EXERCISE DETAILS
For the data that follows, report how many lines contain the word "grid", and nothing else.

Rows from a figure dataset
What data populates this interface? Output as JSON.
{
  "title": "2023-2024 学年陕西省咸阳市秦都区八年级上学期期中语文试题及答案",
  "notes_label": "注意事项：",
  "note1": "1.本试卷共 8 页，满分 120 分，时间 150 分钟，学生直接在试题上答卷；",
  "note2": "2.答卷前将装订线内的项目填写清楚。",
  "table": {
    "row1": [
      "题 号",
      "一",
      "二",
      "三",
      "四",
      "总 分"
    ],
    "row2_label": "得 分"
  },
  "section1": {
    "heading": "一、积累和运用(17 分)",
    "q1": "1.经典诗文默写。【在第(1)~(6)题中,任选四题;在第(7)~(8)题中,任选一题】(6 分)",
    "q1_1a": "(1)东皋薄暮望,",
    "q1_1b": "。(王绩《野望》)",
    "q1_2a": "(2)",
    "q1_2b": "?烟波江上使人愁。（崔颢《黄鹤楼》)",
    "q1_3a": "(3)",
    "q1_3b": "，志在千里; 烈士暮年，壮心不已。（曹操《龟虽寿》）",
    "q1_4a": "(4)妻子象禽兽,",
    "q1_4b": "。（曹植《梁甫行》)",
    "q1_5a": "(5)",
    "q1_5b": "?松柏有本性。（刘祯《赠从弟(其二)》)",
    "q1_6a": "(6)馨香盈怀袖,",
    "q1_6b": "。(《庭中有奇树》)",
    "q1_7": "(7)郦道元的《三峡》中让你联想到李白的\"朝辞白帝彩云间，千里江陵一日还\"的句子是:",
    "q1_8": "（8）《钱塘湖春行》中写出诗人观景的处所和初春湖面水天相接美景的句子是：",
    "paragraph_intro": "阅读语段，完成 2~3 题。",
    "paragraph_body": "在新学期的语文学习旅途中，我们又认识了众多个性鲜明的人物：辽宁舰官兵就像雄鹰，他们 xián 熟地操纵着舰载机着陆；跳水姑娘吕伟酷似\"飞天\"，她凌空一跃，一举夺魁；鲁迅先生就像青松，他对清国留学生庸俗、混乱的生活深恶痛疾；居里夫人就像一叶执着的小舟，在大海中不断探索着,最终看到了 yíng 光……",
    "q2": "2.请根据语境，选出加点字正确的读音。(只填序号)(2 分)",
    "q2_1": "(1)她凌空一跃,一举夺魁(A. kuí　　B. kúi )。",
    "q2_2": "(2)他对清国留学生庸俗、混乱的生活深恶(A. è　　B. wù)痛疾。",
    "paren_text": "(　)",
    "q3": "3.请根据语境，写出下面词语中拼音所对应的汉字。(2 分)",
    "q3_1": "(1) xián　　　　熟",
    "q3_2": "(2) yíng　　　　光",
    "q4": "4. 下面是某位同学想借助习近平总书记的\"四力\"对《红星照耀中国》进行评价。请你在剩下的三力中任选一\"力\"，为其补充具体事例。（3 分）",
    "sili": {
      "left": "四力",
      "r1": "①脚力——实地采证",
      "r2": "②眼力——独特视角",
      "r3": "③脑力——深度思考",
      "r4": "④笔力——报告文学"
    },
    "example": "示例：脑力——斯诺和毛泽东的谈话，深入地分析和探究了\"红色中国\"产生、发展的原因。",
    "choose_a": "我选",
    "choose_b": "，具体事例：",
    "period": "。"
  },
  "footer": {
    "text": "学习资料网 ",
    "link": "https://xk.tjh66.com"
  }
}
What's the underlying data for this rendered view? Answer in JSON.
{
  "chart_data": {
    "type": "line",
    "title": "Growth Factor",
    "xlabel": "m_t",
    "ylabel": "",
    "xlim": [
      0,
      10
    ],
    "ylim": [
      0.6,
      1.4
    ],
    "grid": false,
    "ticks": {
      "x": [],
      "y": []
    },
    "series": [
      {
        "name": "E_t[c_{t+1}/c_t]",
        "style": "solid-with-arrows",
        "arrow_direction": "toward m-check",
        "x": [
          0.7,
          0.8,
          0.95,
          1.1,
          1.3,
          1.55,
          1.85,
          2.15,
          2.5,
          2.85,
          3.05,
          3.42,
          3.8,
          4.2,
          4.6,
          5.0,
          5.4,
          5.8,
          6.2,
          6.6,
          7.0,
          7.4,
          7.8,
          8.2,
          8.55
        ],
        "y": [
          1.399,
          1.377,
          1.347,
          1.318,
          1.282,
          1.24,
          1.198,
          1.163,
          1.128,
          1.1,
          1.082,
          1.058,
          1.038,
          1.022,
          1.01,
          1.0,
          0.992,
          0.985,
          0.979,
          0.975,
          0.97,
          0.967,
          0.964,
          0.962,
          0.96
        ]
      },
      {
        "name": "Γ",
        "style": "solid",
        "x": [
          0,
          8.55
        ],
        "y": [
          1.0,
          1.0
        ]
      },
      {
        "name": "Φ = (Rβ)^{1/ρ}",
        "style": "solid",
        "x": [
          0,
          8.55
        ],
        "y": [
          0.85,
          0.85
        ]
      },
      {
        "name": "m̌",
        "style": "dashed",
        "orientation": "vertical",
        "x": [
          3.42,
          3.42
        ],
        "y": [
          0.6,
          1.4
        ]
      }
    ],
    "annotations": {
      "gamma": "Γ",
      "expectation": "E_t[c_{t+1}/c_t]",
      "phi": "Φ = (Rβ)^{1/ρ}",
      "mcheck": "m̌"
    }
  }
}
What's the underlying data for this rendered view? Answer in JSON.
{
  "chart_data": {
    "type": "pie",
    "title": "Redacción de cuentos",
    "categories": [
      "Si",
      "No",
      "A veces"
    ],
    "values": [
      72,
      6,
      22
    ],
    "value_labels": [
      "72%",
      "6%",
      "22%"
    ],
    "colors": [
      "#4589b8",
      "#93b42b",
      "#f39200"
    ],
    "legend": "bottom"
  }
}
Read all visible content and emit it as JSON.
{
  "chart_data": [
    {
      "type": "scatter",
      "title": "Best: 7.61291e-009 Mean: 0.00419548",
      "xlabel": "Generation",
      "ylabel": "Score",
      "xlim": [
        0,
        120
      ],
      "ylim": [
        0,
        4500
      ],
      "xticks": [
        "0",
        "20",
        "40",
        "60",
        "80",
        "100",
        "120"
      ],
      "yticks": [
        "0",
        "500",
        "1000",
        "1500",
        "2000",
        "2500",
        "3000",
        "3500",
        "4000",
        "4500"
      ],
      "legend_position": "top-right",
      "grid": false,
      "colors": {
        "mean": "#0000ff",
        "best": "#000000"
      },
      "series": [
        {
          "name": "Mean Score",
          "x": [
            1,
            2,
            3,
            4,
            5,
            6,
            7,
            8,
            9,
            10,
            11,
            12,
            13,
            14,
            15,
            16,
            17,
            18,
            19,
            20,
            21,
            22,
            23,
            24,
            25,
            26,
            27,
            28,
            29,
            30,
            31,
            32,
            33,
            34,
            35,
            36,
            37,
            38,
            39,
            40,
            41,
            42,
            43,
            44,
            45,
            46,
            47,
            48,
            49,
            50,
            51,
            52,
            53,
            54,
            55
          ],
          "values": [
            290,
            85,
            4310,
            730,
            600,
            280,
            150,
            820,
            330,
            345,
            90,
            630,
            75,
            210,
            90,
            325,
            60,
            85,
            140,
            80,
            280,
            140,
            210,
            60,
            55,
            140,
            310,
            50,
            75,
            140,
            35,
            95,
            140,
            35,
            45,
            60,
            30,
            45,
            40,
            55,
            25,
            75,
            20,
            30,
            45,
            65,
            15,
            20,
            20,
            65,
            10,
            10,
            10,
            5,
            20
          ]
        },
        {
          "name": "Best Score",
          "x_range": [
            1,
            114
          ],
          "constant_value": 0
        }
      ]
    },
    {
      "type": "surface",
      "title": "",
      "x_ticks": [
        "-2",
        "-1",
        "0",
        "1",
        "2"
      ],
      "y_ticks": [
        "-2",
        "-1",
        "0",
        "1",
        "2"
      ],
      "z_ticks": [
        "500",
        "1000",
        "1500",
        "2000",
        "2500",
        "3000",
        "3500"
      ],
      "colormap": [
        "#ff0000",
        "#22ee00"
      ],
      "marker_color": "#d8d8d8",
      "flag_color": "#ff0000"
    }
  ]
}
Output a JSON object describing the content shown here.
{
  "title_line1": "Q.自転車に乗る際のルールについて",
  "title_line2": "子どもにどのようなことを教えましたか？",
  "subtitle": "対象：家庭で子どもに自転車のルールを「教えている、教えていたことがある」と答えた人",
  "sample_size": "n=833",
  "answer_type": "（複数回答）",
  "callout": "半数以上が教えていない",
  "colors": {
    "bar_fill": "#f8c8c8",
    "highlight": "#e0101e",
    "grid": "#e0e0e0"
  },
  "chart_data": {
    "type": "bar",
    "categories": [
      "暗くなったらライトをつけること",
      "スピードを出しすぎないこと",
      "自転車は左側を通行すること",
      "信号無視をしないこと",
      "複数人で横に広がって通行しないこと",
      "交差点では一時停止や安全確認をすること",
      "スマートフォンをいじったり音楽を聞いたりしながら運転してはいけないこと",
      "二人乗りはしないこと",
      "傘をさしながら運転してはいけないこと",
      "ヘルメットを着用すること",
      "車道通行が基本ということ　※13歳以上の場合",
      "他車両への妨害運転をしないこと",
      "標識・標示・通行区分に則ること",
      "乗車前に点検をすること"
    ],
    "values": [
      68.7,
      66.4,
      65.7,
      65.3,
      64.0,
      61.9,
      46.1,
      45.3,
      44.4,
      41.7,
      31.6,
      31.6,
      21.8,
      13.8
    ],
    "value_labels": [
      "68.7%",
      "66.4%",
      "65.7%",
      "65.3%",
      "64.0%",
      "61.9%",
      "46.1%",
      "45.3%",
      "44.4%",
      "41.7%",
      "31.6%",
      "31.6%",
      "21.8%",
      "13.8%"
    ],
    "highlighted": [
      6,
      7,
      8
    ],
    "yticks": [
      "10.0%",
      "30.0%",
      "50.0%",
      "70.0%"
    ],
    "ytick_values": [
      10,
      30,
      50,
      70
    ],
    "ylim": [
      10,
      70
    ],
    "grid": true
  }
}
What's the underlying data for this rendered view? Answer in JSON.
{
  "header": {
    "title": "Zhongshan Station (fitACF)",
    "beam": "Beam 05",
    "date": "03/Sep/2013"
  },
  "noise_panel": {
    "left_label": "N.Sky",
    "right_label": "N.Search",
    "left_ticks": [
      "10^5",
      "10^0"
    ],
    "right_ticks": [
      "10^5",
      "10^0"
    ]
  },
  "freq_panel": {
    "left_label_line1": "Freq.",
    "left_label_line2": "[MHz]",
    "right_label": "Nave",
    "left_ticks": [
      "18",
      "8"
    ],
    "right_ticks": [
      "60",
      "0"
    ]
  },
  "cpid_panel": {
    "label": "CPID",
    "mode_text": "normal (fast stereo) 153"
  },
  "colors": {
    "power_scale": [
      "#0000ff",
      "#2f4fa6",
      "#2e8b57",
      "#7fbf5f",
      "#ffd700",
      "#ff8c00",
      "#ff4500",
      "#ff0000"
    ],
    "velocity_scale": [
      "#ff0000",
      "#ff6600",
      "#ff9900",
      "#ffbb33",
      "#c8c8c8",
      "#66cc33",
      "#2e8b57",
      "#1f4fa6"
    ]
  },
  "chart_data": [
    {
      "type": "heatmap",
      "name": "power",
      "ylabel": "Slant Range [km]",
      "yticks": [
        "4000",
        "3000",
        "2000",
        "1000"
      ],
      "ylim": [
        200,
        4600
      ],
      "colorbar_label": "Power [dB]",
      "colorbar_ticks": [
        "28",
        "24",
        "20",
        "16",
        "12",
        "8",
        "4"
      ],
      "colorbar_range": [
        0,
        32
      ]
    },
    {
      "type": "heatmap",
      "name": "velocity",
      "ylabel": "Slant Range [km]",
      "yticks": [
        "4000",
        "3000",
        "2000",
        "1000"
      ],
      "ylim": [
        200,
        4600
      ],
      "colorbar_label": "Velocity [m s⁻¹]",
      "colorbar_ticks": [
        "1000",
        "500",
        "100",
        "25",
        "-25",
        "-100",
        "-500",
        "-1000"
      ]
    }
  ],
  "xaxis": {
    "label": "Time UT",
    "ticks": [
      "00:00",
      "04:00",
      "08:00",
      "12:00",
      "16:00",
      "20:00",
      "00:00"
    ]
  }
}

ANSWER IN FULL
4